INSTRUCTIONS FOR THE TASK: Give the listing again character for character, but drop the images.

RECORDS SUPPLIED:
________
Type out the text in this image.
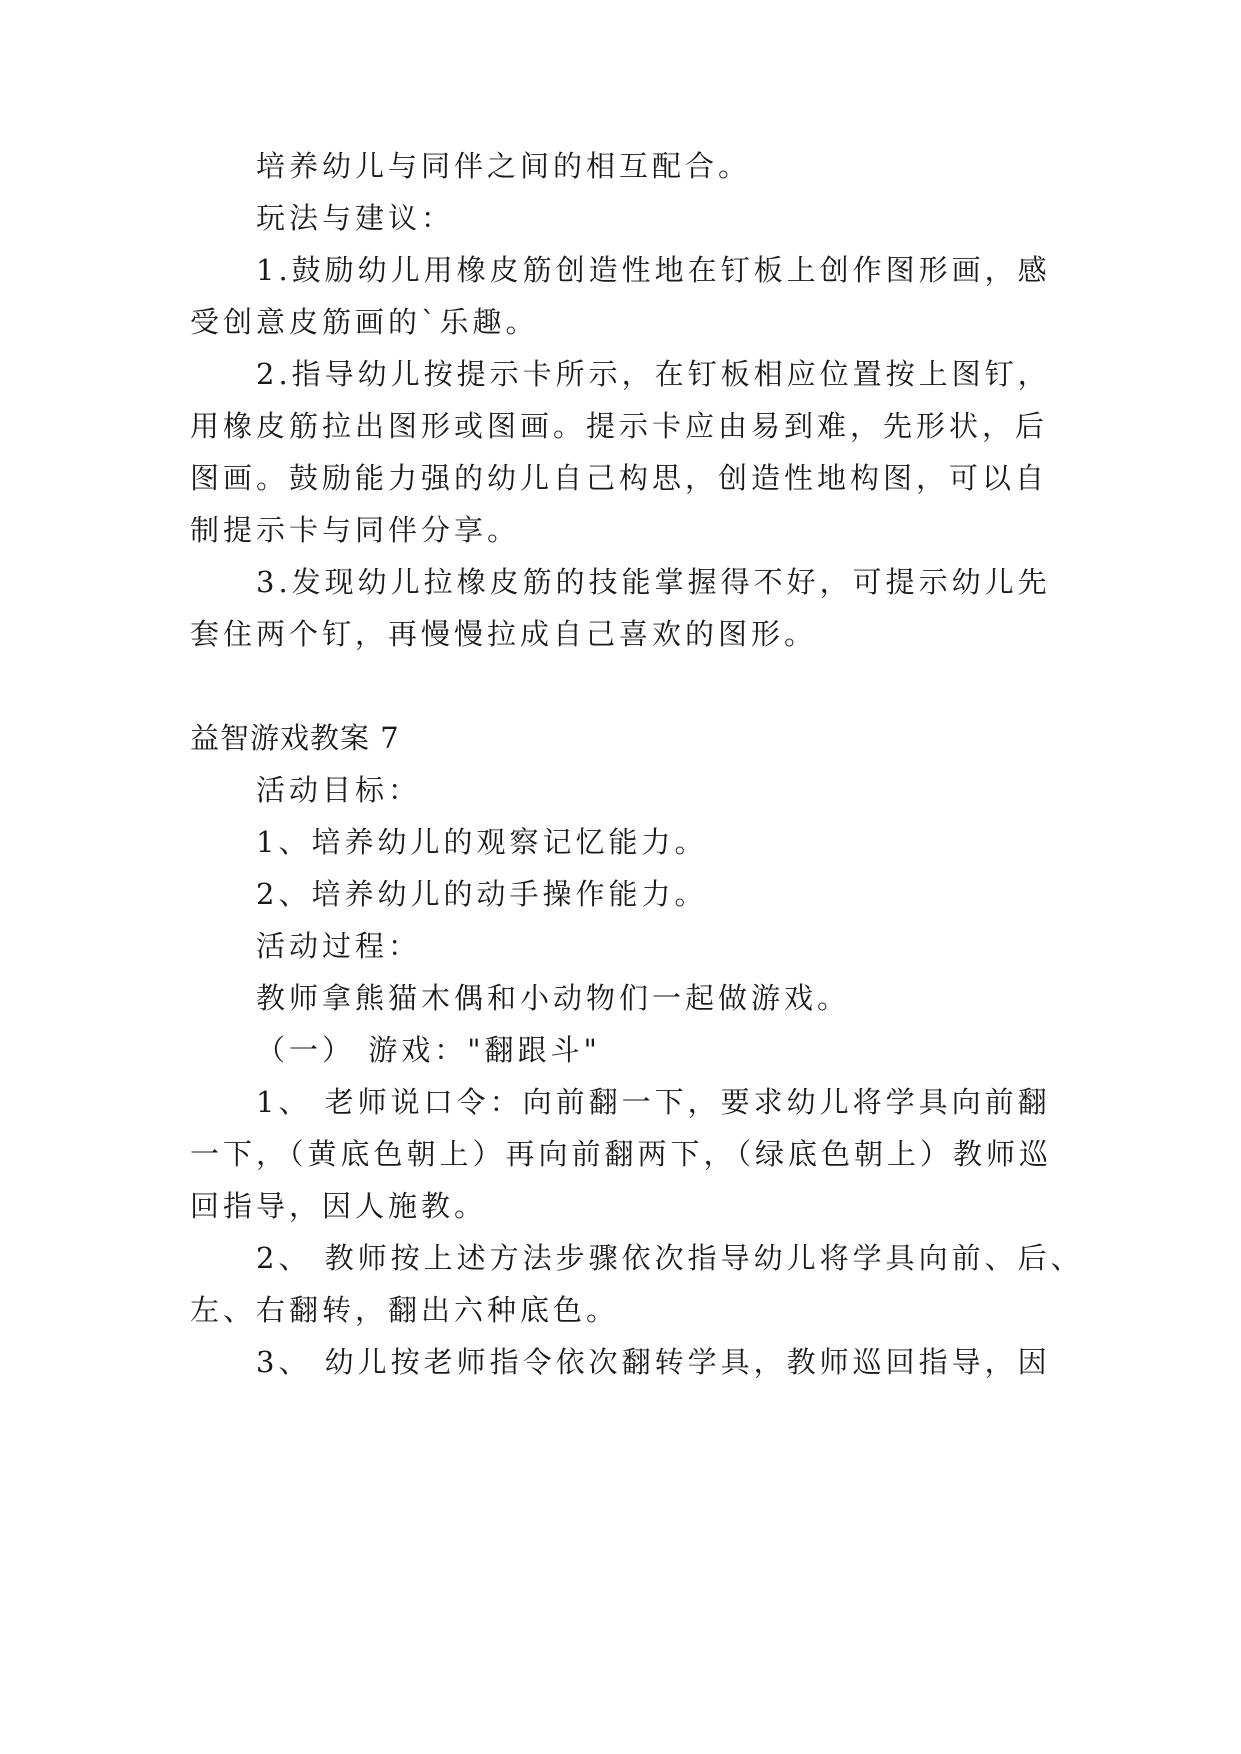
培养幼儿与同伴之间的相互配合。
玩法与建议：
1.鼓励幼儿用橡皮筋创造性地在钉板上创作图形画，感
受创意皮筋画的`乐趣。
2.指导幼儿按提示卡所示，在钉板相应位置按上图钉，
用橡皮筋拉出图形或图画。提示卡应由易到难，先形状，后
图画。鼓励能力强的幼儿自己构思，创造性地构图，可以自
制提示卡与同伴分享。
3.发现幼儿拉橡皮筋的技能掌握得不好，可提示幼儿先
套住两个钉，再慢慢拉成自己喜欢的图形。
益智游戏教案 7
活动目标：
1、培养幼儿的观察记忆能力。
2、培养幼儿的动手操作能力。
活动过程：
教师拿熊猫木偶和小动物们一起做游戏。
（一） 游戏："翻跟斗"
1、 老师说口令：向前翻一下，要求幼儿将学具向前翻
一下，（黄底色朝上）再向前翻两下，（绿底色朝上）教师巡
回指导，因人施教。
2、 教师按上述方法步骤依次指导幼儿将学具向前、后、
左、右翻转，翻出六种底色。
3、 幼儿按老师指令依次翻转学具，教师巡回指导，因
________
TASK ANSWER:
Type out the text in this image.
培养幼儿与同伴之间的相互配合。
玩法与建议：
1.鼓励幼儿用橡皮筋创造性地在钉板上创作图形画，感
受创意皮筋画的`乐趣。
2.指导幼儿按提示卡所示，在钉板相应位置按上图钉，
用橡皮筋拉出图形或图画。提示卡应由易到难，先形状，后
图画。鼓励能力强的幼儿自己构思，创造性地构图，可以自
制提示卡与同伴分享。
3.发现幼儿拉橡皮筋的技能掌握得不好，可提示幼儿先
套住两个钉，再慢慢拉成自己喜欢的图形。
益智游戏教案 7
活动目标：
1、培养幼儿的观察记忆能力。
2、培养幼儿的动手操作能力。
活动过程：
教师拿熊猫木偶和小动物们一起做游戏。
（一） 游戏："翻跟斗"
1、 老师说口令：向前翻一下，要求幼儿将学具向前翻
一下，（黄底色朝上）再向前翻两下，（绿底色朝上）教师巡
回指导，因人施教。
2、 教师按上述方法步骤依次指导幼儿将学具向前、后、
左、右翻转，翻出六种底色。
3、 幼儿按老师指令依次翻转学具，教师巡回指导，因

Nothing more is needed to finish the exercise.